Listed records
______________________________
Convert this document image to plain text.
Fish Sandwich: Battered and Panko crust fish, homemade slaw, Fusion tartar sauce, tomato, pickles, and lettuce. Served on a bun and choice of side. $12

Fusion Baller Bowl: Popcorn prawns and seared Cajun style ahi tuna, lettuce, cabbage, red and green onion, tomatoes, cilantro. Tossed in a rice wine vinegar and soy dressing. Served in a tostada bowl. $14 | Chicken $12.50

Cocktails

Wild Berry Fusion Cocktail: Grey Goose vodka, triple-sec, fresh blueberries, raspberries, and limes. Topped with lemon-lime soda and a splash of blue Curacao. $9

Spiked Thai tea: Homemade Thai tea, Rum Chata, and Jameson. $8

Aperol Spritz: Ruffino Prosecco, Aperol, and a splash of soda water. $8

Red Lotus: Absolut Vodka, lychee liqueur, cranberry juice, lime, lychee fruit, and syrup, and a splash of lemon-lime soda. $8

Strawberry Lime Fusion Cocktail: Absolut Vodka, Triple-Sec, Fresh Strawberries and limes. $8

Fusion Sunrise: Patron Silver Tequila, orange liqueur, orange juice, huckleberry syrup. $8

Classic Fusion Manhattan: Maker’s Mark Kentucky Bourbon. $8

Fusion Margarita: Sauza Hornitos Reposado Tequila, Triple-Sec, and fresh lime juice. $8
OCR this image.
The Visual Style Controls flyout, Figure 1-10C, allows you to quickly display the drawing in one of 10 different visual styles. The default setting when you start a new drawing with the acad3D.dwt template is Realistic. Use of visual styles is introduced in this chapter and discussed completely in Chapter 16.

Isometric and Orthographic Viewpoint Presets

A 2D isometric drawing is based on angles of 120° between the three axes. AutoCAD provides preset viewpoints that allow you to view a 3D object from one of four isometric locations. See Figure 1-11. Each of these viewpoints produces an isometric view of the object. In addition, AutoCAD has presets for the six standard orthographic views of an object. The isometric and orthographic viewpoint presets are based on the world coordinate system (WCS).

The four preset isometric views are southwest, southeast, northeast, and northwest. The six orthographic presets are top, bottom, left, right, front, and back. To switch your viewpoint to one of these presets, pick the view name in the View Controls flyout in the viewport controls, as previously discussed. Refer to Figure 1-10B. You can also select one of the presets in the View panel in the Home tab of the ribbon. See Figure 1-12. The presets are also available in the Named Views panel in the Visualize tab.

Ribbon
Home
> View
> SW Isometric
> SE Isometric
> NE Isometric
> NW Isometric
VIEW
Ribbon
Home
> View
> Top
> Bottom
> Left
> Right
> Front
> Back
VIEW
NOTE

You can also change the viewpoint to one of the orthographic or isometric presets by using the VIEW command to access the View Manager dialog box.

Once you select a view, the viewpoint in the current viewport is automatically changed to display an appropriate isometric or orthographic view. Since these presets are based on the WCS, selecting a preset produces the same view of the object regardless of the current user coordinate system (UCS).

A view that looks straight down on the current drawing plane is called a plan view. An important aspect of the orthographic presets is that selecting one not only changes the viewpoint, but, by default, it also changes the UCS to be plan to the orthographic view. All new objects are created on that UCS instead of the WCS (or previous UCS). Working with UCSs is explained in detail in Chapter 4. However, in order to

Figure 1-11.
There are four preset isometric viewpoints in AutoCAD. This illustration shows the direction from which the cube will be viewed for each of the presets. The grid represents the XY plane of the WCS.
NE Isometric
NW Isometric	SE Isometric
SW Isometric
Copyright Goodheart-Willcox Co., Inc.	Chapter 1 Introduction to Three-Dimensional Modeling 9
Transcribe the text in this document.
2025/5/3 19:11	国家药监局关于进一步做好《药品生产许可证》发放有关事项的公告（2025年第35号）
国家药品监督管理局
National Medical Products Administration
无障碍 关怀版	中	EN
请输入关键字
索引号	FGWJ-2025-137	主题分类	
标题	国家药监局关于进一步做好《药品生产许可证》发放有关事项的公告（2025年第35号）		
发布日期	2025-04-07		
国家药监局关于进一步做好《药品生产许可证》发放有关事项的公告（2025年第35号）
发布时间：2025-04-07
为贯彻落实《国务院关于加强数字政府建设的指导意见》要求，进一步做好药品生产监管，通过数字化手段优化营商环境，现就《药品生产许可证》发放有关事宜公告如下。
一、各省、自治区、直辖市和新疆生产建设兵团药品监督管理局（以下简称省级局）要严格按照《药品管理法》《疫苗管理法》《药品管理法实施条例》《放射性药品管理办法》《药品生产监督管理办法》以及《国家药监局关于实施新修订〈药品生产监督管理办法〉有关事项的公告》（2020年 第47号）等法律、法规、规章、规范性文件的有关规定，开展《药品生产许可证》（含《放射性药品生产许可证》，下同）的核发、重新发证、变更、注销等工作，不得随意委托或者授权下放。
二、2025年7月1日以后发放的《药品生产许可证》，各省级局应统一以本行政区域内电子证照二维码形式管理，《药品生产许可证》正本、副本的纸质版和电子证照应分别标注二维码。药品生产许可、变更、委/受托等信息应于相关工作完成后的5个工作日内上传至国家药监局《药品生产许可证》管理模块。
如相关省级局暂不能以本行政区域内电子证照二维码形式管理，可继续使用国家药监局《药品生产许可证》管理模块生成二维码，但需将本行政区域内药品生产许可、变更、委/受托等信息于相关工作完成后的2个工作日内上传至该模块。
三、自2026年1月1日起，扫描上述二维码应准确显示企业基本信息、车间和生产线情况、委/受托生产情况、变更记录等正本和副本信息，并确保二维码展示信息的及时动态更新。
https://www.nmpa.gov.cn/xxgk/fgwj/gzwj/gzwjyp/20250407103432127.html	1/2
______________________________
Exercise objective
In the lines above, find each one with "Served" and list it.

Final answer
Fish Sandwich: Battered and Panko crust fish, homemade slaw, Fusion tartar sauce, tomato, pickles, and lettuce. Served on a bun and choice of side. $12
Fusion Baller Bowl: Popcorn prawns and seared Cajun style ahi tuna, lettuce, cabbage, red and green onion, tomatoes, cilantro. Tossed in a rice wine vinegar and soy dressing. Served in a tostada bowl. $14 | Chicken $12.50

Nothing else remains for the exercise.